▸ **Exercise details**: Reproduce all lines of the listing below in which the word "Notaris" occurs.

▸ **Data listing**:
>> BEGIN

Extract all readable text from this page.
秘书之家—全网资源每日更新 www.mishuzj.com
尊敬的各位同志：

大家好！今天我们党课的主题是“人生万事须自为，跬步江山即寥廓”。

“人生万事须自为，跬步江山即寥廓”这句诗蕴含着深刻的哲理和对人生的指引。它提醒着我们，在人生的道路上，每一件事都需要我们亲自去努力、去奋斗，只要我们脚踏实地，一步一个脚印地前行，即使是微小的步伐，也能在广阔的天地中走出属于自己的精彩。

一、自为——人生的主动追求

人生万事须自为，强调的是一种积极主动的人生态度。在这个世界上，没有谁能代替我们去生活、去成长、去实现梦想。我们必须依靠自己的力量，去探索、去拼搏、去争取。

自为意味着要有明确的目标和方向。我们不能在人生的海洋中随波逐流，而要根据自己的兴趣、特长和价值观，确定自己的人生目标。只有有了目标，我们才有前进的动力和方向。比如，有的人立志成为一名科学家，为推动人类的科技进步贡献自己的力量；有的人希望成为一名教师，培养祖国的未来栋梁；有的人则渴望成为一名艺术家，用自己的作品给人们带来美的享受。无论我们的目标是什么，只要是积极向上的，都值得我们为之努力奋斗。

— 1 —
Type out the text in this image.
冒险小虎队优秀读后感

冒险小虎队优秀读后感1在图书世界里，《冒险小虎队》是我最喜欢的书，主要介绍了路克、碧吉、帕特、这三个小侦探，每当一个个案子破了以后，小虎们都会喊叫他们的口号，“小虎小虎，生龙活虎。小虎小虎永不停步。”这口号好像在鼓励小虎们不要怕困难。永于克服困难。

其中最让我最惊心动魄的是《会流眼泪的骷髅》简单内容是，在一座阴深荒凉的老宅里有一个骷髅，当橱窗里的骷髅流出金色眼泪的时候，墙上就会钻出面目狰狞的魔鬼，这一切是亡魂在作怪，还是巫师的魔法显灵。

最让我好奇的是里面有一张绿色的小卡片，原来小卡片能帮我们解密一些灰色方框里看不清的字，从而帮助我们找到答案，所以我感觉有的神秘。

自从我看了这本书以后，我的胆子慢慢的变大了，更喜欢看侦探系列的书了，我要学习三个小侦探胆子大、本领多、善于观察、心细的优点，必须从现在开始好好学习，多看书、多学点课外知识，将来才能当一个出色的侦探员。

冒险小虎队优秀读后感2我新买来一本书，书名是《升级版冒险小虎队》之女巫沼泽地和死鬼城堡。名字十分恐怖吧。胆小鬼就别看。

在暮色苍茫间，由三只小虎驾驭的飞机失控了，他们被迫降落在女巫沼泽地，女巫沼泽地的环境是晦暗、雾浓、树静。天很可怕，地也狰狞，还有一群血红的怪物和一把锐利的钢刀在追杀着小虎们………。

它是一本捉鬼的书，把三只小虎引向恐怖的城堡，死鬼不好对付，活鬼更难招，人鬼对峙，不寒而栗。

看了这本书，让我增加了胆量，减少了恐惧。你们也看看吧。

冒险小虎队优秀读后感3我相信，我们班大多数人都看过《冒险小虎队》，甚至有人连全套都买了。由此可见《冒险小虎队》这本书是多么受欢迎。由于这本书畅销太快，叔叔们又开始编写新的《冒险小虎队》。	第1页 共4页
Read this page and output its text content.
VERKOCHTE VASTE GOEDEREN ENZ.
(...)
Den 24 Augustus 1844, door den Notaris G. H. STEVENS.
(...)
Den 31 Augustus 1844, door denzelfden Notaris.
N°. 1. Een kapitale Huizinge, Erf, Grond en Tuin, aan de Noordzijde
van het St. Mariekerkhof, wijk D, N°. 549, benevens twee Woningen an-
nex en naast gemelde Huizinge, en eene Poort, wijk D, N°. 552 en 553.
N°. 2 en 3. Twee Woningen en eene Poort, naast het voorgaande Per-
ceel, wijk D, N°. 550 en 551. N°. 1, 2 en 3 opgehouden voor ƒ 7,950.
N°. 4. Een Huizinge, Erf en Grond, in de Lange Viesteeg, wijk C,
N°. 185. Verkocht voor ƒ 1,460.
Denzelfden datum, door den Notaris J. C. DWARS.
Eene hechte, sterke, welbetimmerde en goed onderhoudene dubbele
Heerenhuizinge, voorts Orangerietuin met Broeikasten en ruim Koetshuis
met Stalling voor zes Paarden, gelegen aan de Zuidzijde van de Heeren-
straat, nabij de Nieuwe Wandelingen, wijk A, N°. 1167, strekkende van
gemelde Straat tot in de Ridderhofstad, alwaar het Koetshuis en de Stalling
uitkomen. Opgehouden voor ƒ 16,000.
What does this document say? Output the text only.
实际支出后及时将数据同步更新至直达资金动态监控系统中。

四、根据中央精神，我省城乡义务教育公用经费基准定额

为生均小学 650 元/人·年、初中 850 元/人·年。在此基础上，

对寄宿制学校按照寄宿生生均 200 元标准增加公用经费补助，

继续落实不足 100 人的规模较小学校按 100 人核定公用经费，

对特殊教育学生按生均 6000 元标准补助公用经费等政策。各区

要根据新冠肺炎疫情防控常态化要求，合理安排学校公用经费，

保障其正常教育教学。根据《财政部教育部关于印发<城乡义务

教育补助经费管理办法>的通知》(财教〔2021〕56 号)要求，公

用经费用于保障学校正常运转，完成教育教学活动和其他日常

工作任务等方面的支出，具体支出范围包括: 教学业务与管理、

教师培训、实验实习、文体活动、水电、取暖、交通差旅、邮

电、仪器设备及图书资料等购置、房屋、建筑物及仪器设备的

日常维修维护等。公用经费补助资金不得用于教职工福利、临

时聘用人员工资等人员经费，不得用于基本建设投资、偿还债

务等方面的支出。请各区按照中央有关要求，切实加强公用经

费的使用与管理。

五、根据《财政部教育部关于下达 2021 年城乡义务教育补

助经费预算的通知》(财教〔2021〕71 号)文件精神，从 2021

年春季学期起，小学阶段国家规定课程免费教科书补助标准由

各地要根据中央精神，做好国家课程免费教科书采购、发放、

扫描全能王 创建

>> END

▸ **Output of the task**:
Den 24 Augustus 1844, door den Notaris G. H. STEVENS.
Den 31 Augustus 1844, door denzelfden Notaris.
Denzelfden datum, door den Notaris J. C. DWARS.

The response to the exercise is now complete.